§ **Exercícios**:
a: Diga se cada afirmação está de acordo com o excerto fornecido, respondendo sim ou não e citando as palavras do excerto que o decidem: (i) o Requerente mudou o domicílio fiscal para França em 2017.01.02; (ii) os documentos juntos ao PA são certificados de residência fiscal em França; (iii) a liquidação não teve em conta o imposto pago em França.
b: Organize em lista numerada a parte dos registos que começa na linha que contém "Extract 44 of" e acaba na linha que contém "x-tick-label: 2008 Q2", ambas incluídas, sem as linhas em branco.

§ **Excerto fornecido**:
◇ ◇ ◇ ◇
18. A AT sustenta a manutenção do ato impugnado com base nos fundamentos sinteticamente elencados:

a)            A 31.12.2016 o Requerente era residente em Portugal, nos termos do artigo 16.º CIRS, tendo apenas alterado o seu domicílio fiscal para o estrangeiro (França) em 2017.01.02, situação que manteve até 03.01.2018.

b)           O n.º 1 do artigo 19.º da LGT que o domicílio fiscal do sujeito passivo é, salvo disposição em contrário, o local da residência habitual, para as pessoas singulares, sendo, nos termos do n.º 3 do mesmo preceito, obrigatória a comunicação do domicílio do sujeito passivo à administração tributária, sob pena de ser ineficaz a mudança de domicílio enquanto a mesma não for comunicada à AT;

c)            Constando no cadastro que a residência do Requerente é em Portugal, presume-se que seja efetivamente residente em território nacional, presunção essa que é ilidível;

d)           Os documentos juntos ao PA, ao contrário do alegado pelo Requerente, não correspondem a certificados de residência fiscal em França, mas a formulários a serem preenchidos para efeitos de acionamento da Convenção para Evitar a Dupla Tributação relativamente a juros, dividendos e royalties, não respeitando aos rendimentos de trabalho dependente;

e)           Apesar de ter sido junto comprovativo de tributação de rendimentos em França relativo ao ano de 2016, não foi junto ao pedido o documento idóneo emitido pela autoridade fiscal competente que comprove que o Requerente foi considerado residente fiscal em França para efeitos do artigo 4.º da Convenção celebrada entre Portugal e França;

f)            Não tendo o Requerente apresentado qualquer documento que afaste a presunção da sua residência em Portugal, deveria o mesmo declarar os rendimentos em Portugal, nos termos do artigo 57.º CIRS e ser sujeito à tributação prevista para os residentes que, nos termos do n.º 1 do artigo 15.º CIRS, abrange os rendimentos auferidos no estrangeiro, no caso concreto, auferidos em França, conforme informação das autoridades fiscais francesas;

g)            Foi considerado na liquidação o imposto pago em França, nos termos previstos no n.º 2 artigo 24.º da CDT, verificando-se que a liquidação contestada não se encontra ferida de qualquer ilegalidade;

h)           À luz do artigo 43º, n.º 1, da LGT, não são devidos quaisquer juros indemnizatórios.
◇ ◇ ◇ ◇
§ **Dados fornecidos**:
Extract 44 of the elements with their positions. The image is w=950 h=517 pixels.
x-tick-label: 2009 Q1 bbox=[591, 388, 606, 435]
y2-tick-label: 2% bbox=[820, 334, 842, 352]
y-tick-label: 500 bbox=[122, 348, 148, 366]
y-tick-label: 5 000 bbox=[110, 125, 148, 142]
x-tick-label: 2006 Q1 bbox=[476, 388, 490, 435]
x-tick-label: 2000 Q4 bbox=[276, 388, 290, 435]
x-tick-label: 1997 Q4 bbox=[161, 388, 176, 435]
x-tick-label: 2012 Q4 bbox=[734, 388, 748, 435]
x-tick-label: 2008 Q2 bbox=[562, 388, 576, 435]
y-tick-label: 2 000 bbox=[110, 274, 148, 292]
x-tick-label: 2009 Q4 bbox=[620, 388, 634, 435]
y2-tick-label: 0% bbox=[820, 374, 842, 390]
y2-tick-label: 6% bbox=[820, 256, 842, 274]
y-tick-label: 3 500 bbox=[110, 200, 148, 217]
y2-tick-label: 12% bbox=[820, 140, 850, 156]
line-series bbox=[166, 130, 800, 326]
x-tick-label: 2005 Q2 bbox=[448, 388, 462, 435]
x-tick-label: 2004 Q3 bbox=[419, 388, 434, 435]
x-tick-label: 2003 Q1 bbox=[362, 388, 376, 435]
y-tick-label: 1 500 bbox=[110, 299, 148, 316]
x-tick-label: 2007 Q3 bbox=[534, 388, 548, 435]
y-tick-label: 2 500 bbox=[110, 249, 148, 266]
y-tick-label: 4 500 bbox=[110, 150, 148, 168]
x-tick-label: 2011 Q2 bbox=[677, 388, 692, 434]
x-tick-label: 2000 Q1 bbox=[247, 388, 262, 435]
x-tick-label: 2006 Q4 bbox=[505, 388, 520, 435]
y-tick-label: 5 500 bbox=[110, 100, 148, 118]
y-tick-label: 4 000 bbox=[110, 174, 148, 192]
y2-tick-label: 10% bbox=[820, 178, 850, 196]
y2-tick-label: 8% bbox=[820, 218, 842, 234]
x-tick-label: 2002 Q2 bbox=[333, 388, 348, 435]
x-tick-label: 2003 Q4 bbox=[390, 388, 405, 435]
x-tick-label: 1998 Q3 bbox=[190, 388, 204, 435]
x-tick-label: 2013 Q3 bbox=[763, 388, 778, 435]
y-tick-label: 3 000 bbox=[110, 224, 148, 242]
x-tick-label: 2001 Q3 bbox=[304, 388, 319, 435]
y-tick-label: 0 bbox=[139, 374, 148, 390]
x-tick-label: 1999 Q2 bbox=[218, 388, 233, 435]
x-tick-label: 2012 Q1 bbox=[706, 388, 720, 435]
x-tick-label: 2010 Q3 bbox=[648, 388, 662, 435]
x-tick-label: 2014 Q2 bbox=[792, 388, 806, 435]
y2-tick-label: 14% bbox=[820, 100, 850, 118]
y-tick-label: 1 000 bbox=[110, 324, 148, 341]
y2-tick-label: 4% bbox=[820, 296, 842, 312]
◇ ◇ ◇ ◇
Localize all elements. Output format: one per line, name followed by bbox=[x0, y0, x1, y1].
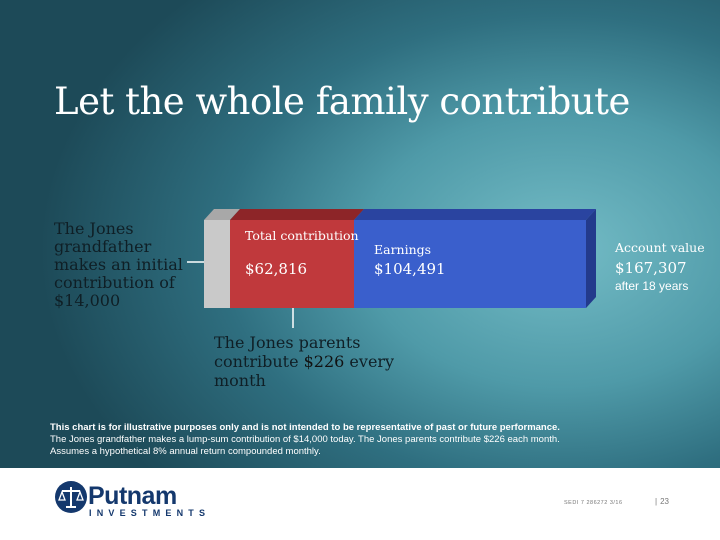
◇ ◇ ◇ ◇
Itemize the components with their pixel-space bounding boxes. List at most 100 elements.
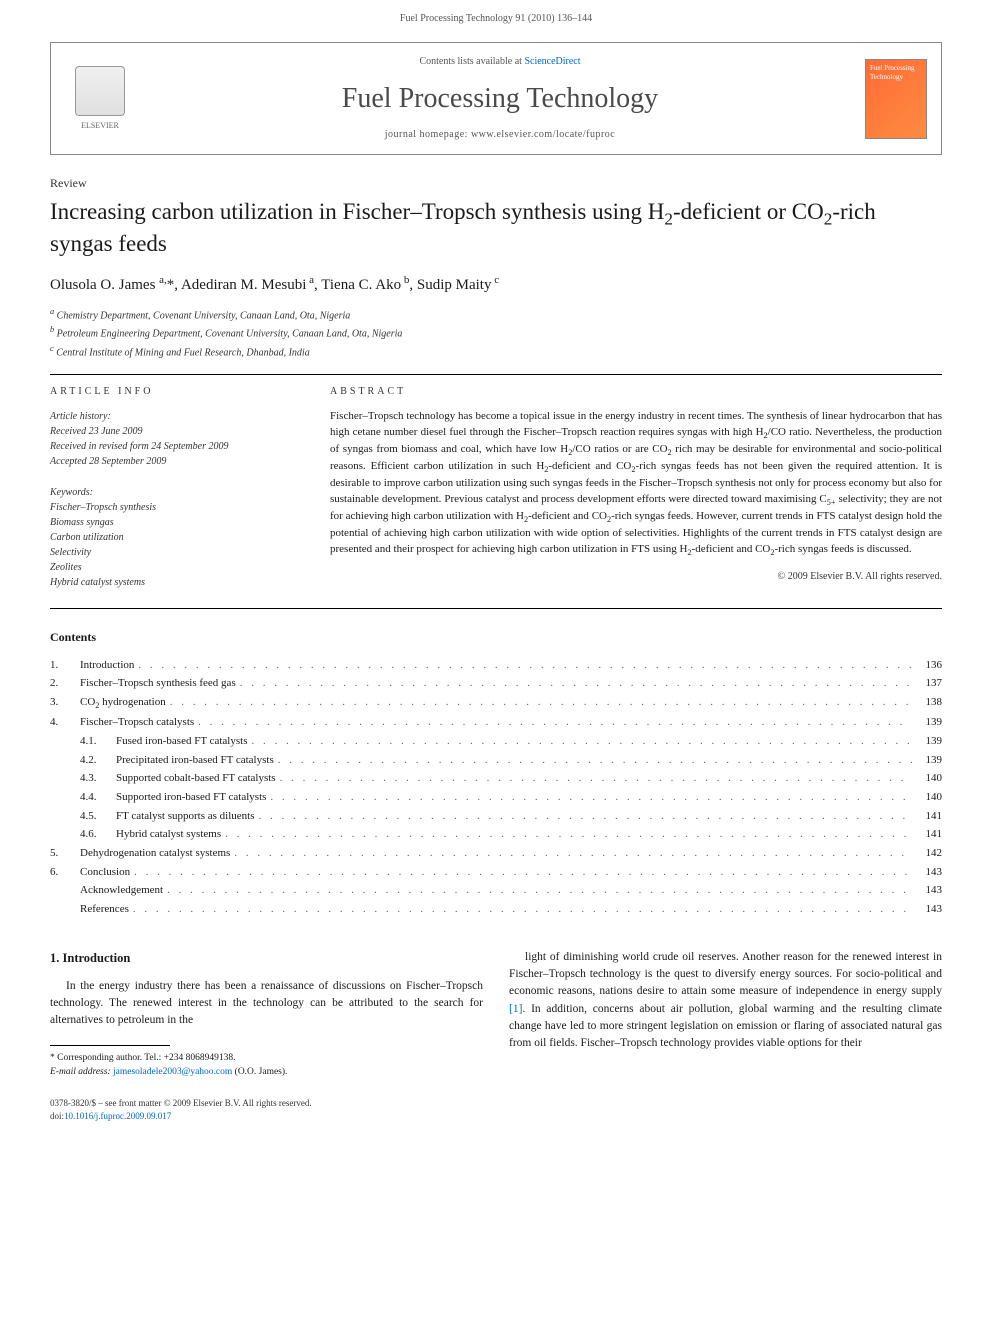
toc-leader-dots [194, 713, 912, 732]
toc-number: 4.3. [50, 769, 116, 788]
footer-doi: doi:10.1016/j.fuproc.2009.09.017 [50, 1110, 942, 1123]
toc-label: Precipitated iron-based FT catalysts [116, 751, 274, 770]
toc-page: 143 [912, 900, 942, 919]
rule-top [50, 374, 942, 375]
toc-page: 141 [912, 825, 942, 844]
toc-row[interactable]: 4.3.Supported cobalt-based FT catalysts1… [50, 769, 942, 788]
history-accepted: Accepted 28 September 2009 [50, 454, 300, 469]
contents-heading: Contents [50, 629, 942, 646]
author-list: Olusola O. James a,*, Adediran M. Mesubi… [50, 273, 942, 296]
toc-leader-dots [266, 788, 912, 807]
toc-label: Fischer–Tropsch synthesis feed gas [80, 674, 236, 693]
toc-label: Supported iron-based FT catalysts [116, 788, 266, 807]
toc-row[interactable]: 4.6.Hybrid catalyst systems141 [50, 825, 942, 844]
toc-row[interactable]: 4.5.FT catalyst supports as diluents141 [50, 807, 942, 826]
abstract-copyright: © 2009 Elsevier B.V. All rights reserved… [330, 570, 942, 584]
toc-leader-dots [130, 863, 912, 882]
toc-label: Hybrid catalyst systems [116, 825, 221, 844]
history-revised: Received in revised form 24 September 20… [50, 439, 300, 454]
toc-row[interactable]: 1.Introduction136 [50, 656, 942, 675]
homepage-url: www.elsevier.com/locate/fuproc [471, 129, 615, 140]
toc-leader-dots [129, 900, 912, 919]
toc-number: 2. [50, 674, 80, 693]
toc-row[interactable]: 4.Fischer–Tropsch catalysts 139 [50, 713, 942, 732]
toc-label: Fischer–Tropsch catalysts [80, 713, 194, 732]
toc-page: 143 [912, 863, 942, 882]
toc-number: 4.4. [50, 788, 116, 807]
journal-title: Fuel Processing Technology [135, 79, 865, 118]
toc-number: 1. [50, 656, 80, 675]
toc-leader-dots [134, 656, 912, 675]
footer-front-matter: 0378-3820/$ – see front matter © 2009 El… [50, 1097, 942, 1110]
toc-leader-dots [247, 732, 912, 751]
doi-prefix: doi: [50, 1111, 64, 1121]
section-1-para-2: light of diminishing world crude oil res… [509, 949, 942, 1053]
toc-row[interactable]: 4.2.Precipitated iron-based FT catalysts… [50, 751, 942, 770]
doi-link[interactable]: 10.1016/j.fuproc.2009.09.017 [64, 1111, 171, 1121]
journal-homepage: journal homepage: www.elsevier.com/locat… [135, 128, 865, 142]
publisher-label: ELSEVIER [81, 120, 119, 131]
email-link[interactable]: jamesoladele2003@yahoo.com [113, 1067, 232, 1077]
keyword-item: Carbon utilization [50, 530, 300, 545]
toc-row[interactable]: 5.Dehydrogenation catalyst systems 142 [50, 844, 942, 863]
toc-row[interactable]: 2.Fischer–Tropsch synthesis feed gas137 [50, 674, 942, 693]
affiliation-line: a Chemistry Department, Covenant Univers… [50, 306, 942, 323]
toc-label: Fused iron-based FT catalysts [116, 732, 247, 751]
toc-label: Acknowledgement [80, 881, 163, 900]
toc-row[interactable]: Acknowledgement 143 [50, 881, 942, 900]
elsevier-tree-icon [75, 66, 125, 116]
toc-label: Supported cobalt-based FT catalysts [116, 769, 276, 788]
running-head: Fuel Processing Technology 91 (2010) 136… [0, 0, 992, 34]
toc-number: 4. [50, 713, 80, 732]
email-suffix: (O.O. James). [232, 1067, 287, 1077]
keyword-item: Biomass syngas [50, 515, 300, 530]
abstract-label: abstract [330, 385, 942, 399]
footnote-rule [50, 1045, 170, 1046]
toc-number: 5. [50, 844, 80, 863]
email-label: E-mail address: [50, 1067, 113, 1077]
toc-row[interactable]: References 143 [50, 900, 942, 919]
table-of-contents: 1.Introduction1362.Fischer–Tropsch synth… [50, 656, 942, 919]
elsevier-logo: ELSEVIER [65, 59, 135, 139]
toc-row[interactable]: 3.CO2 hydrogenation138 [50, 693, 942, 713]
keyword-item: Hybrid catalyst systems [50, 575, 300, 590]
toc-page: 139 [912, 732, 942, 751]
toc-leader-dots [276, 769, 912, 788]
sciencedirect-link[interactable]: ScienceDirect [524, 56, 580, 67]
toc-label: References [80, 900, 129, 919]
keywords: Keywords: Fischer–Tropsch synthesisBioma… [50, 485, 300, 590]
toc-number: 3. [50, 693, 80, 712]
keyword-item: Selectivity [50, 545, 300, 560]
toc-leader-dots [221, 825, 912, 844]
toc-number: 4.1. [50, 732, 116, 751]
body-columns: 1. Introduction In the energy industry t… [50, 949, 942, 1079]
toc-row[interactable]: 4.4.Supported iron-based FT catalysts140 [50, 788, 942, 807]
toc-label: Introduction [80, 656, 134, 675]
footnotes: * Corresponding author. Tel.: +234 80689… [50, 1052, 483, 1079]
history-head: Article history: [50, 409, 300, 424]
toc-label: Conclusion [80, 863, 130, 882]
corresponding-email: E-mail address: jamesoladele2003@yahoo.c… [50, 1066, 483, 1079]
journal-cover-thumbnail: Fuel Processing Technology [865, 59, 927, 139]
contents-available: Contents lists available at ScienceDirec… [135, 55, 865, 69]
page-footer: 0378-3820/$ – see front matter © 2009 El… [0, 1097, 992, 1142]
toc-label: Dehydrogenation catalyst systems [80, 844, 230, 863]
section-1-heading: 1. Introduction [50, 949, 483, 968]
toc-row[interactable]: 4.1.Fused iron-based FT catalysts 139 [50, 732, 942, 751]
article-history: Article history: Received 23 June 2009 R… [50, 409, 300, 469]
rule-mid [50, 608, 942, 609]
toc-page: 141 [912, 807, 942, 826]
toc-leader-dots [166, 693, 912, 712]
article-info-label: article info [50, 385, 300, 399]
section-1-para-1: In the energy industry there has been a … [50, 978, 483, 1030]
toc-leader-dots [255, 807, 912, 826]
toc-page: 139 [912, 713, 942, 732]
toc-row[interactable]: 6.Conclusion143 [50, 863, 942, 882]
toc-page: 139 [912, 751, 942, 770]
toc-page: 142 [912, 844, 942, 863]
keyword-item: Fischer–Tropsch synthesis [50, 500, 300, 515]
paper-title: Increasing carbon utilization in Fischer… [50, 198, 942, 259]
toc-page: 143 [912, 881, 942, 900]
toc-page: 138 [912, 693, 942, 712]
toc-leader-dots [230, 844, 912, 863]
◇ ◇ ◇ ◇
§ **Respostas por tarefa**:
a:
(i) Sim: "tendo apenas alterado o seu domicílio fiscal para o estrangeiro (França) em 2017.01.02".
(ii) Não: "não correspondem a certificados de residência fiscal em França".
(iii) Não: "Foi considerado na liquidação o imposto pago em França".

b:
1. Extract 44 of the elements with their positions. The image is w=950 h=517 pixels.
2. x-tick-label: 2009 Q1 bbox=[591, 388, 606, 435]
3. y2-tick-label: 2% bbox=[820, 334, 842, 352]
4. y-tick-label: 500 bbox=[122, 348, 148, 366]
5. y-tick-label: 5 000 bbox=[110, 125, 148, 142]
6. x-tick-label: 2006 Q1 bbox=[476, 388, 490, 435]
7. x-tick-label: 2000 Q4 bbox=[276, 388, 290, 435]
8. x-tick-label: 1997 Q4 bbox=[161, 388, 176, 435]
9. x-tick-label: 2012 Q4 bbox=[734, 388, 748, 435]
10. x-tick-label: 2008 Q2 bbox=[562, 388, 576, 435]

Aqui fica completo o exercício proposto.